AIM OF THE TASK:
Report only how many lines hold the word "grid".

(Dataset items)
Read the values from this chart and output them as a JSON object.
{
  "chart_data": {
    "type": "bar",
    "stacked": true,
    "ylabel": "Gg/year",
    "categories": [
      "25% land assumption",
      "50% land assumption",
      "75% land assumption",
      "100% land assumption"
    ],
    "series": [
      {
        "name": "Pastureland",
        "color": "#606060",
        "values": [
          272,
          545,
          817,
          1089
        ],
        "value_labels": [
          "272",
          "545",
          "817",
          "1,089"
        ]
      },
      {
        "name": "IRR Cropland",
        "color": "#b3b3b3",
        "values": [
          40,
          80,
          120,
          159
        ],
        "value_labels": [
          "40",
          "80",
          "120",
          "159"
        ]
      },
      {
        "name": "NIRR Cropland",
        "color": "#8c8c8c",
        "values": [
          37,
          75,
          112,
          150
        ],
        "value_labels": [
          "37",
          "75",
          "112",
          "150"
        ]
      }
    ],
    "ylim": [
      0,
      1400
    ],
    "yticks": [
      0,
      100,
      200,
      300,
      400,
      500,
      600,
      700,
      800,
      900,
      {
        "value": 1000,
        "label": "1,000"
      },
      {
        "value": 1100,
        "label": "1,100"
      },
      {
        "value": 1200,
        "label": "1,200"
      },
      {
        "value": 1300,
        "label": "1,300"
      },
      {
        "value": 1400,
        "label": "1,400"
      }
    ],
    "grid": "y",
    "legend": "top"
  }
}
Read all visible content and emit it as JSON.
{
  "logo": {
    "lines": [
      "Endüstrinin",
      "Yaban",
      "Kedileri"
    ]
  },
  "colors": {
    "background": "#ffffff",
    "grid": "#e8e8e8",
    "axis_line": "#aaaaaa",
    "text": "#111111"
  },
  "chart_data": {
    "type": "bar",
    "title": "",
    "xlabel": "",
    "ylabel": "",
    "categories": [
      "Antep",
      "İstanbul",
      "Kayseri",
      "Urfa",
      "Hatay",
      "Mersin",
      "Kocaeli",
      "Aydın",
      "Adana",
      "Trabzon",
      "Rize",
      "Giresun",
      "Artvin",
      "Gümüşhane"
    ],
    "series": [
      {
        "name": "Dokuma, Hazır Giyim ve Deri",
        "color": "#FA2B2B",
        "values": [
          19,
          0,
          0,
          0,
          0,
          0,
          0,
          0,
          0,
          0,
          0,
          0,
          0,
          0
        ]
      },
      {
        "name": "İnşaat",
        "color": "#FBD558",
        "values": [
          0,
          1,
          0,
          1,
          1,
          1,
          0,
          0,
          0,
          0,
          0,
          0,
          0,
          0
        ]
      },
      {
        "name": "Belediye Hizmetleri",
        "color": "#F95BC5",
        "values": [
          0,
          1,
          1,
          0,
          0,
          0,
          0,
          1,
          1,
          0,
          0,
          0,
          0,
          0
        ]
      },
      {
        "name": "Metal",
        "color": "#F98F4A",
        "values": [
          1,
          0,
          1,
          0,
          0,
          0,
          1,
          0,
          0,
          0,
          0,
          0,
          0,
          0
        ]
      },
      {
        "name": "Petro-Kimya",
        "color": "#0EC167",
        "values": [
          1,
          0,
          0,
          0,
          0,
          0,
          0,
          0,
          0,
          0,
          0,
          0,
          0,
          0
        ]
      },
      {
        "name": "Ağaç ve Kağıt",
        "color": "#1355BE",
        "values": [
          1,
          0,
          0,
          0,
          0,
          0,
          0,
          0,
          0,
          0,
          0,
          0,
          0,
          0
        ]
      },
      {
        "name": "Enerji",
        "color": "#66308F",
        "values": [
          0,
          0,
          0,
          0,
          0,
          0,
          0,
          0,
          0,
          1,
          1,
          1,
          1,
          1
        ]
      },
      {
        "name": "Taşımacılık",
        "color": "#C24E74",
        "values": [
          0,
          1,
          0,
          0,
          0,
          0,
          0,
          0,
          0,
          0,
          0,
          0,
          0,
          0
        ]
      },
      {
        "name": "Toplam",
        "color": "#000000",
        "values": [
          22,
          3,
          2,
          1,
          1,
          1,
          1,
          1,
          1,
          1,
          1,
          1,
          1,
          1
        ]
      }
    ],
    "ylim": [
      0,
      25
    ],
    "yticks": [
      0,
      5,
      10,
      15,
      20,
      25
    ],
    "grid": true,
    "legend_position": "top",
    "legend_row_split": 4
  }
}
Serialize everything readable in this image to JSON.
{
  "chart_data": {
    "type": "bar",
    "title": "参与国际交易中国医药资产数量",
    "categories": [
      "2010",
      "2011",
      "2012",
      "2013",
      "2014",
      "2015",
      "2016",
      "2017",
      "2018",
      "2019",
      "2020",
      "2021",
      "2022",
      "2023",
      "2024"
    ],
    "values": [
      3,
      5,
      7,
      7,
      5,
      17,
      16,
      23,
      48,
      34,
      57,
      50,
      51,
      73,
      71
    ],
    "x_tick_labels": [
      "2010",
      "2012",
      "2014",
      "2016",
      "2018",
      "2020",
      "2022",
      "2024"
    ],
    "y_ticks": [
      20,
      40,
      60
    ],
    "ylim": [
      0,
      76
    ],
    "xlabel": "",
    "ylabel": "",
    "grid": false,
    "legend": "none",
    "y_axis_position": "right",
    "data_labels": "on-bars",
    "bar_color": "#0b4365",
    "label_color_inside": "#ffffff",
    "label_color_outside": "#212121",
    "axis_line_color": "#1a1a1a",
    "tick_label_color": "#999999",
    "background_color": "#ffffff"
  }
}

SOLUTION TO THE PROBLEM:
4